• [What this task involves]
Express every line of the entries below as a Markdown table with two columns, No. and Text: put the row number under No. and the line itself under Text, and leave out blank lines.

• [Material for the task]

* * * * *

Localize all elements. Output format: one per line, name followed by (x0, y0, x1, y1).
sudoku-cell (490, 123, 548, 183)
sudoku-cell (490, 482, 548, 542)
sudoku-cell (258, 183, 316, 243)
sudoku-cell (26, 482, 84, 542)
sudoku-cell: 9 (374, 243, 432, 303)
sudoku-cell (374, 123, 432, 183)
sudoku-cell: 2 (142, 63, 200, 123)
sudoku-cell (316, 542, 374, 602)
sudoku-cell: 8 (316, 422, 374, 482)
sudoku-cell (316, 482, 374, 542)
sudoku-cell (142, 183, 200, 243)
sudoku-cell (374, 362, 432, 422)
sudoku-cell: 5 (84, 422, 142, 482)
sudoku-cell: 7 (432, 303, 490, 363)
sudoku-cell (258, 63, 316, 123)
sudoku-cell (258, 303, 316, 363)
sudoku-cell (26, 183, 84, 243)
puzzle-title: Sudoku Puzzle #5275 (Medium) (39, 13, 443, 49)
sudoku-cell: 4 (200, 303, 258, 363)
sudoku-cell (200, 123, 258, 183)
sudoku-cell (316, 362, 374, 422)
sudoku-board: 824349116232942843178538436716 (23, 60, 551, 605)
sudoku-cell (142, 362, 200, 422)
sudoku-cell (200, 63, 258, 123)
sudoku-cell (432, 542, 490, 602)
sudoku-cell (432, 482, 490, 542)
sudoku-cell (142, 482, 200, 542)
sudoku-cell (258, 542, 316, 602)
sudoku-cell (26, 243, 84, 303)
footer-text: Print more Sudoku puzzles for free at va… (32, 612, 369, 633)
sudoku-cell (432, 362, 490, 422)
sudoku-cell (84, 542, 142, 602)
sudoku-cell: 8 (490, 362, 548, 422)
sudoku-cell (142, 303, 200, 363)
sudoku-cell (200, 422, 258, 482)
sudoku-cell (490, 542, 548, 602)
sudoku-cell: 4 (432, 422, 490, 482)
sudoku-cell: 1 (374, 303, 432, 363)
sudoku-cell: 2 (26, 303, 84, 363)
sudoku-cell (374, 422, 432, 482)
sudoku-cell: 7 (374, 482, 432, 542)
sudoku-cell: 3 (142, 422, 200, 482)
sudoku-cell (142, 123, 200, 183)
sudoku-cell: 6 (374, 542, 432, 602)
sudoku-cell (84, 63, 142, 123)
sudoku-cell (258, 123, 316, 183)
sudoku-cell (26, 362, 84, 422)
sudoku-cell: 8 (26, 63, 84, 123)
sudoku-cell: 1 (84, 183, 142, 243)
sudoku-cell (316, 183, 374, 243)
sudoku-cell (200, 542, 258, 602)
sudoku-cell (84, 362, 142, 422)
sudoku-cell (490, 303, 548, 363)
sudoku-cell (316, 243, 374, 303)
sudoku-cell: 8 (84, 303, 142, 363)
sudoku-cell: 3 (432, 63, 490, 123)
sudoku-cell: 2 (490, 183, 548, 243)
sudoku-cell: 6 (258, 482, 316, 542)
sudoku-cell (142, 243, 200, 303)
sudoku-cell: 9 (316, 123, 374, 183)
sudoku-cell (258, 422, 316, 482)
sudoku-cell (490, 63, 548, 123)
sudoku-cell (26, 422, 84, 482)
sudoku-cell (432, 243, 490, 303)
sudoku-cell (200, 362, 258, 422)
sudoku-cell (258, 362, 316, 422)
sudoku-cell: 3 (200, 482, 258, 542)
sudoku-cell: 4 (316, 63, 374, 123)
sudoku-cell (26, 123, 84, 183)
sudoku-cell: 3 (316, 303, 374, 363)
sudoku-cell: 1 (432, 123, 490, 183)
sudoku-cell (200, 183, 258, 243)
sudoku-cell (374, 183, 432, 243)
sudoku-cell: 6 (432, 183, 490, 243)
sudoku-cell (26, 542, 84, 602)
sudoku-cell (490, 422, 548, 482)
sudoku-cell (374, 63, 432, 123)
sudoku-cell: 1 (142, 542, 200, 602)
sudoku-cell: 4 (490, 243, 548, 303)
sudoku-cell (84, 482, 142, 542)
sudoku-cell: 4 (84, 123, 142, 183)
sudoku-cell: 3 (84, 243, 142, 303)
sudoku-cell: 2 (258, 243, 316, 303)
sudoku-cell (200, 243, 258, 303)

* * * * *

• [Result]
| No. | Text |
|---|---|
| 1 | Localize all elements. Output format: one per line, name followed by (x0, y0, x1, y1). |
| 2 | sudoku-cell (490, 123, 548, 183) |
| 3 | sudoku-cell (490, 482, 548, 542) |
| 4 | sudoku-cell (258, 183, 316, 243) |
| 5 | sudoku-cell (26, 482, 84, 542) |
| 6 | sudoku-cell: 9 (374, 243, 432, 303) |
| 7 | sudoku-cell (374, 123, 432, 183) |
| 8 | sudoku-cell: 2 (142, 63, 200, 123) |
| 9 | sudoku-cell (316, 542, 374, 602) |
| 10 | sudoku-cell: 8 (316, 422, 374, 482) |
| 11 | sudoku-cell (316, 482, 374, 542) |
| 12 | sudoku-cell (142, 183, 200, 243) |
| 13 | sudoku-cell (374, 362, 432, 422) |
| 14 | sudoku-cell: 5 (84, 422, 142, 482) |
| 15 | sudoku-cell: 7 (432, 303, 490, 363) |
| 16 | sudoku-cell (258, 63, 316, 123) |
| 17 | sudoku-cell (258, 303, 316, 363) |
| 18 | sudoku-cell (26, 183, 84, 243) |
| 19 | puzzle-title: Sudoku Puzzle #5275 (Medium) (39, 13, 443, 49) |
| 20 | sudoku-cell: 4 (200, 303, 258, 363) |
| 21 | sudoku-cell (200, 123, 258, 183) |
| 22 | sudoku-cell (316, 362, 374, 422) |
| 23 | sudoku-board: 824349116232942843178538436716 (23, 60, 551, 605) |
| 24 | sudoku-cell (142, 362, 200, 422) |
| 25 | sudoku-cell (200, 63, 258, 123) |
| 26 | sudoku-cell (432, 542, 490, 602) |
| 27 | sudoku-cell (432, 482, 490, 542) |
| 28 | sudoku-cell (142, 482, 200, 542) |
| 29 | sudoku-cell (258, 542, 316, 602) |
| 30 | sudoku-cell (26, 243, 84, 303) |
| 31 | footer-text: Print more Sudoku puzzles for free at va… (32, 612, 369, 633) |
| 32 | sudoku-cell (432, 362, 490, 422) |
| 33 | sudoku-cell (84, 542, 142, 602) |
| 34 | sudoku-cell: 8 (490, 362, 548, 422) |
| 35 | sudoku-cell (142, 303, 200, 363) |
| 36 | sudoku-cell (200, 422, 258, 482) |
| 37 | sudoku-cell (490, 542, 548, 602) |
| 38 | sudoku-cell: 4 (432, 422, 490, 482) |
| 39 | sudoku-cell: 1 (374, 303, 432, 363) |
| 40 | sudoku-cell: 2 (26, 303, 84, 363) |
| 41 | sudoku-cell (374, 422, 432, 482) |
| 42 | sudoku-cell: 7 (374, 482, 432, 542) |
| 43 | sudoku-cell: 3 (142, 422, 200, 482) |
| 44 | sudoku-cell (142, 123, 200, 183) |
| 45 | sudoku-cell: 6 (374, 542, 432, 602) |
| 46 | sudoku-cell (84, 63, 142, 123) |
| 47 | sudoku-cell (258, 123, 316, 183) |
| 48 | sudoku-cell (26, 362, 84, 422) |
| 49 | sudoku-cell: 8 (26, 63, 84, 123) |
| 50 | sudoku-cell: 1 (84, 183, 142, 243) |
| 51 | sudoku-cell (316, 183, 374, 243) |
| 52 | sudoku-cell (200, 542, 258, 602) |
| 53 | sudoku-cell (84, 362, 142, 422) |
| 54 | sudoku-cell (490, 303, 548, 363) |
| 55 | sudoku-cell (316, 243, 374, 303) |
| 56 | sudoku-cell: 8 (84, 303, 142, 363) |
| 57 | sudoku-cell: 3 (432, 63, 490, 123) |
| 58 | sudoku-cell: 2 (490, 183, 548, 243) |
| 59 | sudoku-cell: 6 (258, 482, 316, 542) |
| 60 | sudoku-cell (142, 243, 200, 303) |
| 61 | sudoku-cell: 9 (316, 123, 374, 183) |
| 62 | sudoku-cell (258, 422, 316, 482) |
| 63 | sudoku-cell (490, 63, 548, 123) |
| 64 | sudoku-cell (26, 422, 84, 482) |
| 65 | sudoku-cell (432, 243, 490, 303) |
| 66 | sudoku-cell (200, 362, 258, 422) |
| 67 | sudoku-cell (258, 362, 316, 422) |
| 68 | sudoku-cell: 3 (200, 482, 258, 542) |
| 69 | sudoku-cell: 4 (316, 63, 374, 123) |
| 70 | sudoku-cell (26, 123, 84, 183) |
| 71 | sudoku-cell: 3 (316, 303, 374, 363) |
| 72 | sudoku-cell: 1 (432, 123, 490, 183) |
| 73 | sudoku-cell (200, 183, 258, 243) |
| 74 | sudoku-cell (374, 183, 432, 243) |
| 75 | sudoku-cell: 6 (432, 183, 490, 243) |
| 76 | sudoku-cell (26, 542, 84, 602) |
| 77 | sudoku-cell (490, 422, 548, 482) |
| 78 | sudoku-cell (374, 63, 432, 123) |
| 79 | sudoku-cell: 1 (142, 542, 200, 602) |
| 80 | sudoku-cell: 4 (490, 243, 548, 303) |
| 81 | sudoku-cell (84, 482, 142, 542) |
| 82 | sudoku-cell: 4 (84, 123, 142, 183) |
| 83 | sudoku-cell: 3 (84, 243, 142, 303) |
| 84 | sudoku-cell: 2 (258, 243, 316, 303) |
| 85 | sudoku-cell (200, 243, 258, 303) |